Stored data
__________________________________________________

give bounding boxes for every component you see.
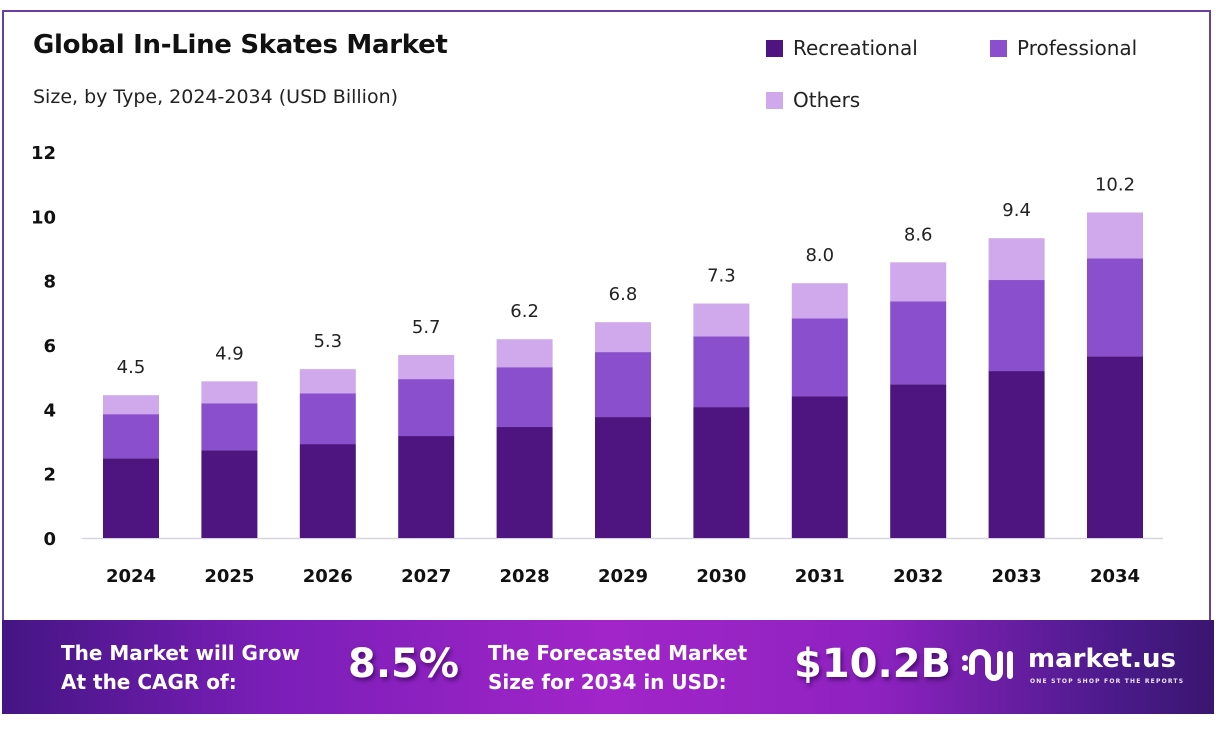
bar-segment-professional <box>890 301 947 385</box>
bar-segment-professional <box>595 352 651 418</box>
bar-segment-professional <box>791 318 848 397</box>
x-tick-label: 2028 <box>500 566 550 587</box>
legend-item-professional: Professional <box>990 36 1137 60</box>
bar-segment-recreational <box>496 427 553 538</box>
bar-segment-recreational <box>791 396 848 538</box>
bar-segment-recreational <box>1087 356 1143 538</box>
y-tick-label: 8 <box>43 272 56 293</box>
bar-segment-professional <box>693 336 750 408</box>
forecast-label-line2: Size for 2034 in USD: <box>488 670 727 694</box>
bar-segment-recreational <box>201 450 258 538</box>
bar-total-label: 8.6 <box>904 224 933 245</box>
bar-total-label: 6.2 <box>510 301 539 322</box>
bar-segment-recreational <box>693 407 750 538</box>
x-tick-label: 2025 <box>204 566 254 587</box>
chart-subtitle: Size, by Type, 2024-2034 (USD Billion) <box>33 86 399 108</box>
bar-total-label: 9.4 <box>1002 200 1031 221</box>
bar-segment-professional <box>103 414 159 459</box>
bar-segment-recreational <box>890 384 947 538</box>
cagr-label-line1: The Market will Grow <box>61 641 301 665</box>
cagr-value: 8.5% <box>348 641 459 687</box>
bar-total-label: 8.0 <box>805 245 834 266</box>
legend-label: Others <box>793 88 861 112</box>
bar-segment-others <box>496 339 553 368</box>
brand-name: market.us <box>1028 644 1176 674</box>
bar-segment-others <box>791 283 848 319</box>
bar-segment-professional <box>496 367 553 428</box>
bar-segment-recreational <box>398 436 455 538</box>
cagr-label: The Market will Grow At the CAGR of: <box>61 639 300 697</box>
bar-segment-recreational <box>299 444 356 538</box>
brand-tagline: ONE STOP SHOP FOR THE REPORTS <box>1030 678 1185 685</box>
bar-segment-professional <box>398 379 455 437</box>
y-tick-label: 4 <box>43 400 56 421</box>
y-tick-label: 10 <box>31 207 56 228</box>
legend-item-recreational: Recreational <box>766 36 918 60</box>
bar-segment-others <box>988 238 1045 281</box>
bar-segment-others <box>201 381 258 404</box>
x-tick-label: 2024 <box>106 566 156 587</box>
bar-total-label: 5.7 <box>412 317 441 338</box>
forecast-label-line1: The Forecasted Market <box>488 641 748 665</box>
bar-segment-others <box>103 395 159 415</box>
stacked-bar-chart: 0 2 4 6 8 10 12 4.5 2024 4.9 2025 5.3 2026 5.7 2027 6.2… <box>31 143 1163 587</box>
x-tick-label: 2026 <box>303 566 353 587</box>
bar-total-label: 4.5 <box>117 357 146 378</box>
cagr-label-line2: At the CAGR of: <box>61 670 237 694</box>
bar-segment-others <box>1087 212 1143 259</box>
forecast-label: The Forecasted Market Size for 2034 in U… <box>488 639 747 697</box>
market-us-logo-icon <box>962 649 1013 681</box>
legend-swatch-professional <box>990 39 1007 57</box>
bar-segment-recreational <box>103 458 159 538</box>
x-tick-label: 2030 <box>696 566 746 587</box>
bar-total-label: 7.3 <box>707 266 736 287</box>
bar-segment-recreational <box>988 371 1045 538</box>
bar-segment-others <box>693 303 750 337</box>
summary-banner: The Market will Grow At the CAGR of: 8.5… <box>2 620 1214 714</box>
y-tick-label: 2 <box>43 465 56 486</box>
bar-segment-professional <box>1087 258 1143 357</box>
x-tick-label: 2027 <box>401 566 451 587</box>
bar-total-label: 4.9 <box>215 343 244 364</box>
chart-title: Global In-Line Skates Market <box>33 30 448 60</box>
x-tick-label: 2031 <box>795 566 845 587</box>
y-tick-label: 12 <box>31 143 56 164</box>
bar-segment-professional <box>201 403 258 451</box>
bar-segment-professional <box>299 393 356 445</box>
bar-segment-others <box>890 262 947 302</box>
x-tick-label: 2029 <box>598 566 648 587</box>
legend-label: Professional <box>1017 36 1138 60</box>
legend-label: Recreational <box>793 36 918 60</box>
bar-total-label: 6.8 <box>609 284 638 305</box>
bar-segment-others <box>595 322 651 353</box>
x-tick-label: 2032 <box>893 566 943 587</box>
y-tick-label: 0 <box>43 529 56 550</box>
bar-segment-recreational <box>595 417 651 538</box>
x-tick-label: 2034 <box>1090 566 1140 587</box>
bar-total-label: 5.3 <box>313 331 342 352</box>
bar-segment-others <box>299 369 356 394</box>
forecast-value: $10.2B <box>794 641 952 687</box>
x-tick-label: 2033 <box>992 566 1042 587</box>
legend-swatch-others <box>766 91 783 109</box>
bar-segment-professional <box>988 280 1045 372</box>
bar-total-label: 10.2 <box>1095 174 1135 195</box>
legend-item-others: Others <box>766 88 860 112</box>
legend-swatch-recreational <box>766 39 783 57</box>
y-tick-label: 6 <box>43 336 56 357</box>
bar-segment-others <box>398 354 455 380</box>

__________________________________________________

From the listing above, pull out the line that contains "bar-segment-professional <box>890 301" and every line after it, ending with the line that contains "legend-item-professional: Professional <box>990". Copy each line unchanged.

Final result ->
bar-segment-professional <box>890 301 947 385</box>
bar-segment-professional <box>595 352 651 418</box>
bar-segment-professional <box>791 318 848 397</box>
x-tick-label: 2028 <box>500 566 550 587</box>
legend-item-professional: Professional <box>990 36 1137 60</box>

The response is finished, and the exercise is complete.